What this task involves: Rewrite all the records below, changing every "us-flag-icon" to "usa-flag-icon" and keeping everything else the same.

[Element and region data]
####

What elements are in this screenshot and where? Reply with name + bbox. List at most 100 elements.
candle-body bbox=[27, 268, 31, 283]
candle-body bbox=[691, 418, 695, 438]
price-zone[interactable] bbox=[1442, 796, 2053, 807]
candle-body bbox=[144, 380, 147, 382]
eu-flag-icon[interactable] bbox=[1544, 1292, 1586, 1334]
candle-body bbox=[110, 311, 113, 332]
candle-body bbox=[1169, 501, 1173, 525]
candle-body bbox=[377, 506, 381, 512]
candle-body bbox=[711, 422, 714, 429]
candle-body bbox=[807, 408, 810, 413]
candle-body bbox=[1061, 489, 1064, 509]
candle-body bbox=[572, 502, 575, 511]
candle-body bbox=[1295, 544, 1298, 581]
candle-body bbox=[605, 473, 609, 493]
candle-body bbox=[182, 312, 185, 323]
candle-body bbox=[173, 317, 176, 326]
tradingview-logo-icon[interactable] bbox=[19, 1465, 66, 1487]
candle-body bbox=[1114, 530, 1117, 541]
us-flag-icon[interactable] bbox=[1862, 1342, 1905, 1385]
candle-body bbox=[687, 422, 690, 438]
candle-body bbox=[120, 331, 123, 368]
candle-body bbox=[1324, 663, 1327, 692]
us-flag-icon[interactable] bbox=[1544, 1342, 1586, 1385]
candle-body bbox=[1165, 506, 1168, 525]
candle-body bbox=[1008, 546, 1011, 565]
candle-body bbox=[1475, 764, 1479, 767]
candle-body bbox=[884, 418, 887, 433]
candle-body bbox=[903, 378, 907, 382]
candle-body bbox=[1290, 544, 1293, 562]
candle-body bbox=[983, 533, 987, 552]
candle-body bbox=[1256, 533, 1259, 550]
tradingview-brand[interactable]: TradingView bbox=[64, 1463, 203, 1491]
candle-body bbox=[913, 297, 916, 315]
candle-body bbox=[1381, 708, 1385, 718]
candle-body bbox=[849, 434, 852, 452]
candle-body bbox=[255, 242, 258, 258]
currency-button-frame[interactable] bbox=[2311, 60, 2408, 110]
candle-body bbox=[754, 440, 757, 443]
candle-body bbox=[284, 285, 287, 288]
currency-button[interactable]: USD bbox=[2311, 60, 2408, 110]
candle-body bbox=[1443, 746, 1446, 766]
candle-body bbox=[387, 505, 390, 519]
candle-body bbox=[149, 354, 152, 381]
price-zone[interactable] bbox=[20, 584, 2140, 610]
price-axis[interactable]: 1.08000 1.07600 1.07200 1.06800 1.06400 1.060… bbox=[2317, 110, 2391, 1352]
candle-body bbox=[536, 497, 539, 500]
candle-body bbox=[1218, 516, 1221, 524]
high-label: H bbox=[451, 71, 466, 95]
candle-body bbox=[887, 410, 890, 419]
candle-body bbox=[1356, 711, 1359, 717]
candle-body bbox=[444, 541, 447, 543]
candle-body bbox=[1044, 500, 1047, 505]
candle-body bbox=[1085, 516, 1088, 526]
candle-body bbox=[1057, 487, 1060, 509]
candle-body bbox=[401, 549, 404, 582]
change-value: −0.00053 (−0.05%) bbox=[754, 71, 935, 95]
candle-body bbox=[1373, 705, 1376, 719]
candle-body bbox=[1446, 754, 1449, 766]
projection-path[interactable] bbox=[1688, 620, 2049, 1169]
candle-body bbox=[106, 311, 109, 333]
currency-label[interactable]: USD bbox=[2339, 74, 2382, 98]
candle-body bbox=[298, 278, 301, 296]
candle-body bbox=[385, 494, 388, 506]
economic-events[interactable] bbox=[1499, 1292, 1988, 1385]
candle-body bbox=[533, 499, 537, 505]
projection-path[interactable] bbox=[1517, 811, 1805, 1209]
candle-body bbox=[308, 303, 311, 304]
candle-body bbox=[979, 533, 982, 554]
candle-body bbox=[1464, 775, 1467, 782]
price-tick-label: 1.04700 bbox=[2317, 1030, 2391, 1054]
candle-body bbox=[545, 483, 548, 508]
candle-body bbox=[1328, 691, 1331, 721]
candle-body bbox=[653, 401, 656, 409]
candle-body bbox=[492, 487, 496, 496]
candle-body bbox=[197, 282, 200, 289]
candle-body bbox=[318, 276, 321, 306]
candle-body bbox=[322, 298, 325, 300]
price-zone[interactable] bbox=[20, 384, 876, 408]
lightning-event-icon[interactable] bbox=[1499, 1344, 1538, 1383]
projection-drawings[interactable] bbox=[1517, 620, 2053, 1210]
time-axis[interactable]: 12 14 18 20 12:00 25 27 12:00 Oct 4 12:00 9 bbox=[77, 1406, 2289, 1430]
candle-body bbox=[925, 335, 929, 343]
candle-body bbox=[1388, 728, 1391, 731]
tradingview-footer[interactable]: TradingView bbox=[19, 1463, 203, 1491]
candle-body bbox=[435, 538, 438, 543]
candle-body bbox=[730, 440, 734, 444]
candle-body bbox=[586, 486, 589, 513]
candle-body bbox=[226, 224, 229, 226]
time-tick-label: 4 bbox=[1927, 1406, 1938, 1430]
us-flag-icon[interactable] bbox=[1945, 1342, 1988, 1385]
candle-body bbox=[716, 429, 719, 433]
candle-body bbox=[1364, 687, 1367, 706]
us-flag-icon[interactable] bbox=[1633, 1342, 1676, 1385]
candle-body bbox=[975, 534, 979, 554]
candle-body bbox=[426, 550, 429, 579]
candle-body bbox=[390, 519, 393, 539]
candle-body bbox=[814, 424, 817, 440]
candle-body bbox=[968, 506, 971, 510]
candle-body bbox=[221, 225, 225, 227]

####

Response for this exercise:
What elements are in this screenshot and where? Reply with name + bbox. List at most 100 elements.
candle-body bbox=[27, 268, 31, 283]
candle-body bbox=[691, 418, 695, 438]
price-zone[interactable] bbox=[1442, 796, 2053, 807]
candle-body bbox=[144, 380, 147, 382]
eu-flag-icon[interactable] bbox=[1544, 1292, 1586, 1334]
candle-body bbox=[110, 311, 113, 332]
candle-body bbox=[1169, 501, 1173, 525]
candle-body bbox=[377, 506, 381, 512]
candle-body bbox=[711, 422, 714, 429]
candle-body bbox=[807, 408, 810, 413]
candle-body bbox=[1061, 489, 1064, 509]
candle-body bbox=[572, 502, 575, 511]
candle-body bbox=[1295, 544, 1298, 581]
candle-body bbox=[605, 473, 609, 493]
candle-body bbox=[182, 312, 185, 323]
candle-body bbox=[173, 317, 176, 326]
tradingview-logo-icon[interactable] bbox=[19, 1465, 66, 1487]
candle-body bbox=[1114, 530, 1117, 541]
usa-flag-icon[interactable] bbox=[1862, 1342, 1905, 1385]
candle-body bbox=[687, 422, 690, 438]
candle-body bbox=[120, 331, 123, 368]
candle-body bbox=[1324, 663, 1327, 692]
usa-flag-icon[interactable] bbox=[1544, 1342, 1586, 1385]
candle-body bbox=[1165, 506, 1168, 525]
candle-body bbox=[1008, 546, 1011, 565]
candle-body bbox=[1475, 764, 1479, 767]
candle-body bbox=[884, 418, 887, 433]
candle-body bbox=[903, 378, 907, 382]
candle-body bbox=[1290, 544, 1293, 562]
candle-body bbox=[983, 533, 987, 552]
candle-body bbox=[1256, 533, 1259, 550]
tradingview-brand[interactable]: TradingView bbox=[64, 1463, 203, 1491]
candle-body bbox=[913, 297, 916, 315]
candle-body bbox=[1381, 708, 1385, 718]
candle-body bbox=[849, 434, 852, 452]
candle-body bbox=[255, 242, 258, 258]
currency-button-frame[interactable] bbox=[2311, 60, 2408, 110]
candle-body bbox=[754, 440, 757, 443]
candle-body bbox=[284, 285, 287, 288]
currency-button[interactable]: USD bbox=[2311, 60, 2408, 110]
candle-body bbox=[1443, 746, 1446, 766]
candle-body bbox=[387, 505, 390, 519]
candle-body bbox=[149, 354, 152, 381]
price-zone[interactable] bbox=[20, 584, 2140, 610]
price-axis[interactable]: 1.08000 1.07600 1.07200 1.06800 1.06400 1.060… bbox=[2317, 110, 2391, 1352]
candle-body bbox=[536, 497, 539, 500]
candle-body bbox=[1218, 516, 1221, 524]
high-label: H bbox=[451, 71, 466, 95]
candle-body bbox=[887, 410, 890, 419]
candle-body bbox=[1356, 711, 1359, 717]
candle-body bbox=[444, 541, 447, 543]
candle-body bbox=[1044, 500, 1047, 505]
candle-body bbox=[1085, 516, 1088, 526]
candle-body bbox=[1057, 487, 1060, 509]
candle-body bbox=[401, 549, 404, 582]
change-value: −0.00053 (−0.05%) bbox=[754, 71, 935, 95]
candle-body bbox=[1373, 705, 1376, 719]
candle-body bbox=[1446, 754, 1449, 766]
projection-path[interactable] bbox=[1688, 620, 2049, 1169]
candle-body bbox=[106, 311, 109, 333]
currency-label[interactable]: USD bbox=[2339, 74, 2382, 98]
candle-body bbox=[298, 278, 301, 296]
candle-body bbox=[385, 494, 388, 506]
economic-events[interactable] bbox=[1499, 1292, 1988, 1385]
candle-body bbox=[533, 499, 537, 505]
projection-path[interactable] bbox=[1517, 811, 1805, 1209]
candle-body bbox=[308, 303, 311, 304]
candle-body bbox=[979, 533, 982, 554]
candle-body bbox=[1464, 775, 1467, 782]
price-tick-label: 1.04700 bbox=[2317, 1030, 2391, 1054]
candle-body bbox=[545, 483, 548, 508]
candle-body bbox=[1328, 691, 1331, 721]
candle-body bbox=[653, 401, 656, 409]
candle-body bbox=[492, 487, 496, 496]
candle-body bbox=[197, 282, 200, 289]
candle-body bbox=[318, 276, 321, 306]
candle-body bbox=[322, 298, 325, 300]
price-zone[interactable] bbox=[20, 384, 876, 408]
lightning-event-icon[interactable] bbox=[1499, 1344, 1538, 1383]
projection-drawings[interactable] bbox=[1517, 620, 2053, 1210]
time-axis[interactable]: 12 14 18 20 12:00 25 27 12:00 Oct 4 12:00 9 bbox=[77, 1406, 2289, 1430]
candle-body bbox=[925, 335, 929, 343]
candle-body bbox=[1388, 728, 1391, 731]
tradingview-footer[interactable]: TradingView bbox=[19, 1463, 203, 1491]
candle-body bbox=[435, 538, 438, 543]
candle-body bbox=[730, 440, 734, 444]
candle-body bbox=[586, 486, 589, 513]
candle-body bbox=[226, 224, 229, 226]
time-tick-label: 4 bbox=[1927, 1406, 1938, 1430]
usa-flag-icon[interactable] bbox=[1945, 1342, 1988, 1385]
candle-body bbox=[716, 429, 719, 433]
candle-body bbox=[1364, 687, 1367, 706]
usa-flag-icon[interactable] bbox=[1633, 1342, 1676, 1385]
candle-body bbox=[975, 534, 979, 554]
candle-body bbox=[426, 550, 429, 579]
candle-body bbox=[390, 519, 393, 539]
candle-body bbox=[814, 424, 817, 440]
candle-body bbox=[968, 506, 971, 510]
candle-body bbox=[221, 225, 225, 227]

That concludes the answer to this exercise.